▶ [REQUIREMENT]: Copy the lines that follow, keeping every character the same.

[Saved entries]
──────

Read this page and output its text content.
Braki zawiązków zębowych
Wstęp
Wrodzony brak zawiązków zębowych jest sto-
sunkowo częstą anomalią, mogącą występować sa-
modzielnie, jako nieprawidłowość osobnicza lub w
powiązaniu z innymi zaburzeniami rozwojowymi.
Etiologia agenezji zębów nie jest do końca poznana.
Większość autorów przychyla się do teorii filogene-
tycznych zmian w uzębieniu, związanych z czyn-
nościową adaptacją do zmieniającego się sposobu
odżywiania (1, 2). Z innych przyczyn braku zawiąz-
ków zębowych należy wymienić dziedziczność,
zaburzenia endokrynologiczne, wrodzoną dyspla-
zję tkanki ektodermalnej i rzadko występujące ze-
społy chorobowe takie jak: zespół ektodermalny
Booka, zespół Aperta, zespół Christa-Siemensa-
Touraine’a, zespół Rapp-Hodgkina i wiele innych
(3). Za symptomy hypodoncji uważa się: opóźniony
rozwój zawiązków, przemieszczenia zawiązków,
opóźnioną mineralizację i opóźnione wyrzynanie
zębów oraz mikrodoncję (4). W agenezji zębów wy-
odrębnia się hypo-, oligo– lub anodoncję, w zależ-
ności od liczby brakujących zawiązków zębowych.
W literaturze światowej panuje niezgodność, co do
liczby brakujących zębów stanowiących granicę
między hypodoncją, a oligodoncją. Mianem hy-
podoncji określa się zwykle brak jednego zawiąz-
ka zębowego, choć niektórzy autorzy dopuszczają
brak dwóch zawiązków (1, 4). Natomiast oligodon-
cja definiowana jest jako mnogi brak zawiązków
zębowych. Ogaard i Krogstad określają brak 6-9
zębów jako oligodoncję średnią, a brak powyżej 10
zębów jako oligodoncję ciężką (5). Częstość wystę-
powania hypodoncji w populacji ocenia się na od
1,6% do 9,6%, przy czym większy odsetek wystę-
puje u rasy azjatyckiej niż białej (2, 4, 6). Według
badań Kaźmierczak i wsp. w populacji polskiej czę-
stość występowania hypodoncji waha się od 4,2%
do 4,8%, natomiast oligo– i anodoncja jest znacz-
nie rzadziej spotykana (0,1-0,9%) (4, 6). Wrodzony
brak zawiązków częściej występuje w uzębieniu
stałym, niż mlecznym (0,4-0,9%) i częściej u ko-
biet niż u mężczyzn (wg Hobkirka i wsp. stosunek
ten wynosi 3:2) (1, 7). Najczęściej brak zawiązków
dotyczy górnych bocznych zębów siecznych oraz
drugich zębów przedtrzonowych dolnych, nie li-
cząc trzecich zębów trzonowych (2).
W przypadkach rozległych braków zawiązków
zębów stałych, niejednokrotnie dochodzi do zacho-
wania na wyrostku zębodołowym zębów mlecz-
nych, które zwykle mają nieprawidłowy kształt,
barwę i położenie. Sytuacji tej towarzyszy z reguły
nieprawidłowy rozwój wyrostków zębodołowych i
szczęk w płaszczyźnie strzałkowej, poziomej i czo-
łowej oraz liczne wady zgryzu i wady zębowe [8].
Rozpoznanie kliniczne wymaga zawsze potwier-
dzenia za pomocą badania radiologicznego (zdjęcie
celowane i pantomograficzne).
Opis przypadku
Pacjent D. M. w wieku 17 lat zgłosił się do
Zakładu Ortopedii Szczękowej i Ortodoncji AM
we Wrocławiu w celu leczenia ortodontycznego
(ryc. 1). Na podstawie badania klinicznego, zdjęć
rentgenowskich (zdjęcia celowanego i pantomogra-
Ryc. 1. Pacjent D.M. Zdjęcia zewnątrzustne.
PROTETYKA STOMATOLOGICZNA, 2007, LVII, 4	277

──────

▶ [ANSWER TO THIS PROBLEM]:
Read this page and output its text content.
Braki zawiązków zębowych
Wstęp
Wrodzony brak zawiązków zębowych jest sto-
sunkowo częstą anomalią, mogącą występować sa-
modzielnie, jako nieprawidłowość osobnicza lub w
powiązaniu z innymi zaburzeniami rozwojowymi.
Etiologia agenezji zębów nie jest do końca poznana.
Większość autorów przychyla się do teorii filogene-
tycznych zmian w uzębieniu, związanych z czyn-
nościową adaptacją do zmieniającego się sposobu
odżywiania (1, 2). Z innych przyczyn braku zawiąz-
ków zębowych należy wymienić dziedziczność,
zaburzenia endokrynologiczne, wrodzoną dyspla-
zję tkanki ektodermalnej i rzadko występujące ze-
społy chorobowe takie jak: zespół ektodermalny
Booka, zespół Aperta, zespół Christa-Siemensa-
Touraine’a, zespół Rapp-Hodgkina i wiele innych
(3). Za symptomy hypodoncji uważa się: opóźniony
rozwój zawiązków, przemieszczenia zawiązków,
opóźnioną mineralizację i opóźnione wyrzynanie
zębów oraz mikrodoncję (4). W agenezji zębów wy-
odrębnia się hypo-, oligo– lub anodoncję, w zależ-
ności od liczby brakujących zawiązków zębowych.
W literaturze światowej panuje niezgodność, co do
liczby brakujących zębów stanowiących granicę
między hypodoncją, a oligodoncją. Mianem hy-
podoncji określa się zwykle brak jednego zawiąz-
ka zębowego, choć niektórzy autorzy dopuszczają
brak dwóch zawiązków (1, 4). Natomiast oligodon-
cja definiowana jest jako mnogi brak zawiązków
zębowych. Ogaard i Krogstad określają brak 6-9
zębów jako oligodoncję średnią, a brak powyżej 10
zębów jako oligodoncję ciężką (5). Częstość wystę-
powania hypodoncji w populacji ocenia się na od
1,6% do 9,6%, przy czym większy odsetek wystę-
puje u rasy azjatyckiej niż białej (2, 4, 6). Według
badań Kaźmierczak i wsp. w populacji polskiej czę-
stość występowania hypodoncji waha się od 4,2%
do 4,8%, natomiast oligo– i anodoncja jest znacz-
nie rzadziej spotykana (0,1-0,9%) (4, 6). Wrodzony
brak zawiązków częściej występuje w uzębieniu
stałym, niż mlecznym (0,4-0,9%) i częściej u ko-
biet niż u mężczyzn (wg Hobkirka i wsp. stosunek
ten wynosi 3:2) (1, 7). Najczęściej brak zawiązków
dotyczy górnych bocznych zębów siecznych oraz
drugich zębów przedtrzonowych dolnych, nie li-
cząc trzecich zębów trzonowych (2).
W przypadkach rozległych braków zawiązków
zębów stałych, niejednokrotnie dochodzi do zacho-
wania na wyrostku zębodołowym zębów mlecz-
nych, które zwykle mają nieprawidłowy kształt,
barwę i położenie. Sytuacji tej towarzyszy z reguły
nieprawidłowy rozwój wyrostków zębodołowych i
szczęk w płaszczyźnie strzałkowej, poziomej i czo-
łowej oraz liczne wady zgryzu i wady zębowe [8].
Rozpoznanie kliniczne wymaga zawsze potwier-
dzenia za pomocą badania radiologicznego (zdjęcie
celowane i pantomograficzne).
Opis przypadku
Pacjent D. M. w wieku 17 lat zgłosił się do
Zakładu Ortopedii Szczękowej i Ortodoncji AM
we Wrocławiu w celu leczenia ortodontycznego
(ryc. 1). Na podstawie badania klinicznego, zdjęć
rentgenowskich (zdjęcia celowanego i pantomogra-
Ryc. 1. Pacjent D.M. Zdjęcia zewnątrzustne.
PROTETYKA STOMATOLOGICZNA, 2007, LVII, 4	277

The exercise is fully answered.